◆ Given exercise ◆
Reply with the count of lines holding "true", nothing more.

Dataset records:
____________

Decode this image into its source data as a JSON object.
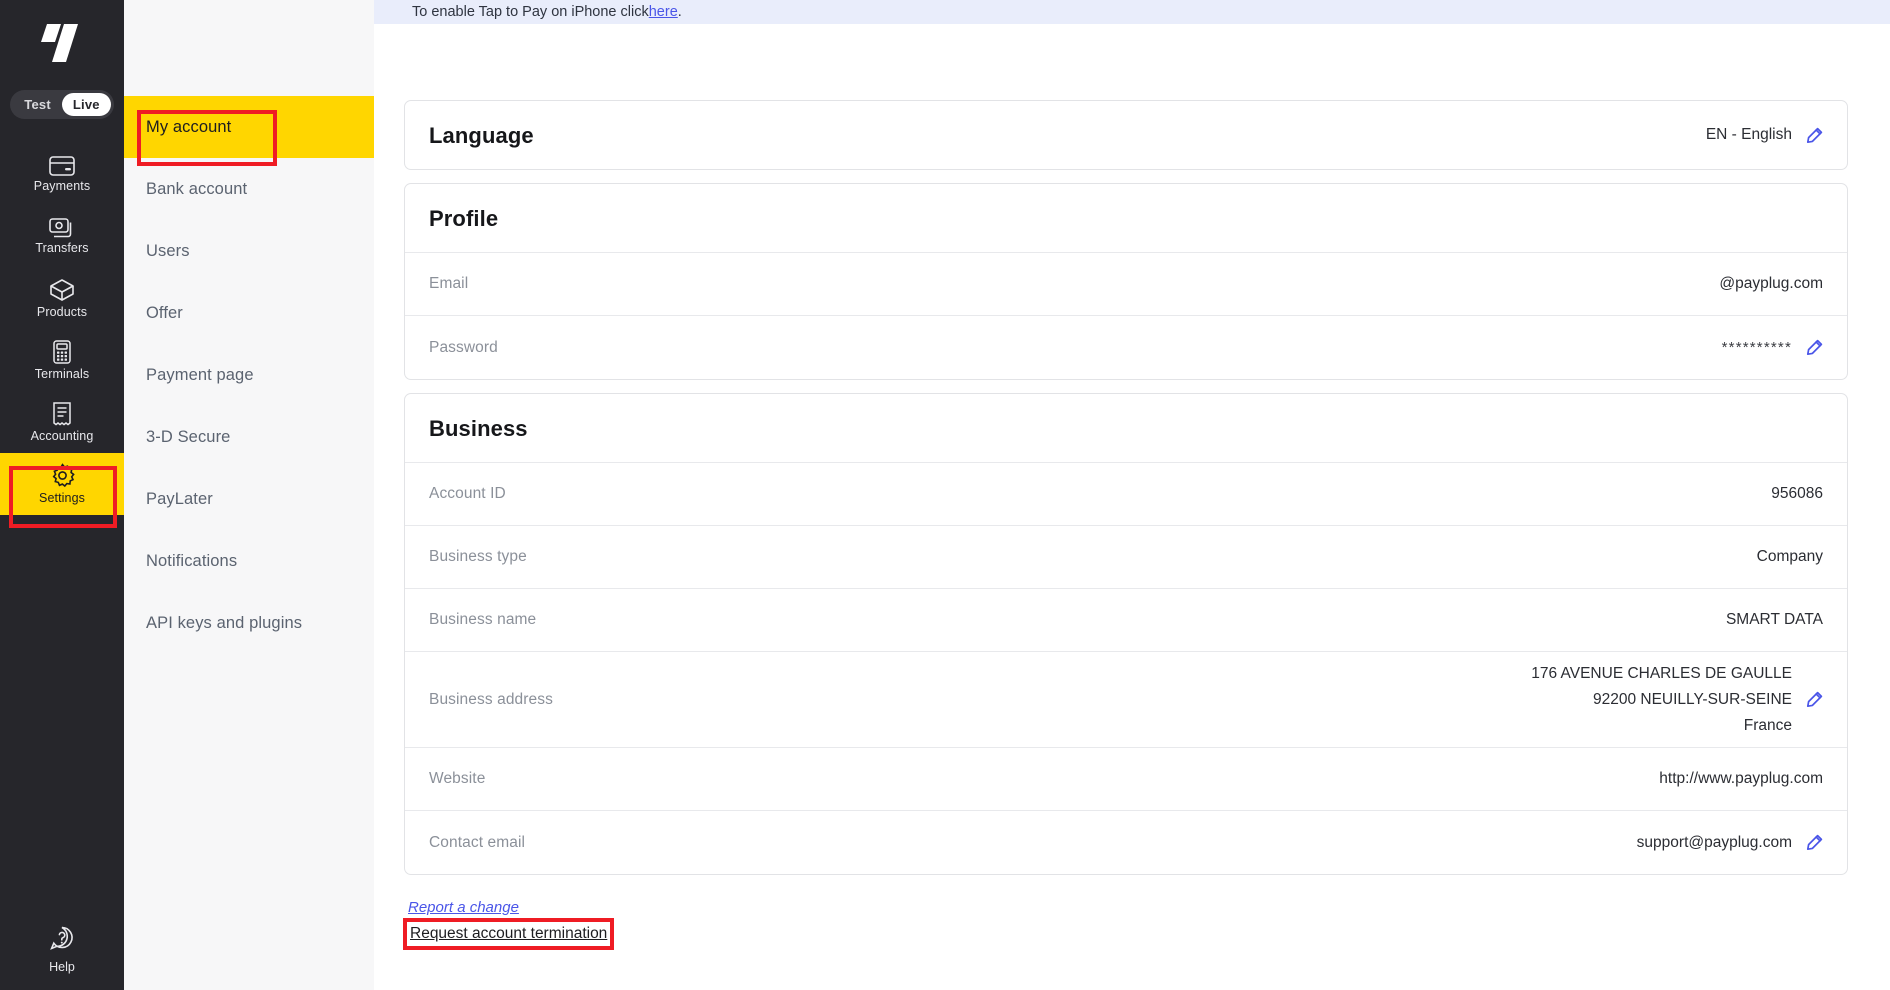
{
  "primary_nav": {
    "logo_name": "payplug-logo",
    "env_toggle": {
      "test_label": "Test",
      "live_label": "Live",
      "selected": "Live"
    },
    "items": [
      {
        "label": "Payments",
        "icon": "credit-card-icon",
        "selected": false
      },
      {
        "label": "Transfers",
        "icon": "banknotes-icon",
        "selected": false
      },
      {
        "label": "Products",
        "icon": "box-icon",
        "selected": false
      },
      {
        "label": "Terminals",
        "icon": "card-terminal-icon",
        "selected": false
      },
      {
        "label": "Accounting",
        "icon": "receipt-icon",
        "selected": false
      },
      {
        "label": "Settings",
        "icon": "gear-icon",
        "selected": true
      }
    ],
    "help": {
      "label": "Help",
      "icon": "question-bubble-icon"
    }
  },
  "secondary_nav": {
    "items": [
      {
        "label": "My account",
        "active": true
      },
      {
        "label": "Bank account",
        "active": false
      },
      {
        "label": "Users",
        "active": false
      },
      {
        "label": "Offer",
        "active": false
      },
      {
        "label": "Payment page",
        "active": false
      },
      {
        "label": "3-D Secure",
        "active": false
      },
      {
        "label": "PayLater",
        "active": false
      },
      {
        "label": "Notifications",
        "active": false
      },
      {
        "label": "API keys and plugins",
        "active": false
      }
    ]
  },
  "notice": {
    "text_before": "To enable Tap to Pay on iPhone click ",
    "link_label": "here",
    "text_after": "."
  },
  "language_card": {
    "title": "Language",
    "value": "EN - English",
    "edit_icon": "pencil-icon"
  },
  "profile_card": {
    "title": "Profile",
    "rows": [
      {
        "label": "Email",
        "value": "@payplug.com",
        "editable": false
      },
      {
        "label": "Password",
        "value": "**********",
        "editable": true
      }
    ]
  },
  "business_card": {
    "title": "Business",
    "rows": [
      {
        "label": "Account ID",
        "value": "956086",
        "editable": false
      },
      {
        "label": "Business type",
        "value": "Company",
        "editable": false
      },
      {
        "label": "Business name",
        "value": "SMART DATA",
        "editable": false
      },
      {
        "label": "Website",
        "value": "http://www.payplug.com",
        "editable": false
      },
      {
        "label": "Contact email",
        "value": "support@payplug.com",
        "editable": true
      }
    ],
    "address": {
      "label": "Business address",
      "line1": "176 AVENUE CHARLES DE GAULLE",
      "line2": "92200  NEUILLY-SUR-SEINE",
      "line3": "France",
      "editable": true
    }
  },
  "footer_links": {
    "report_label": "Report a change",
    "termination_label": "Request account termination"
  },
  "colors": {
    "brand_yellow": "#ffd600",
    "sidebar_dark": "#26262b",
    "link_blue": "#4a55e8",
    "annotation_red": "#ef1c24",
    "banner_bg": "#e9edfb"
  }
}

____________

◆ Response to the exercise ◆
5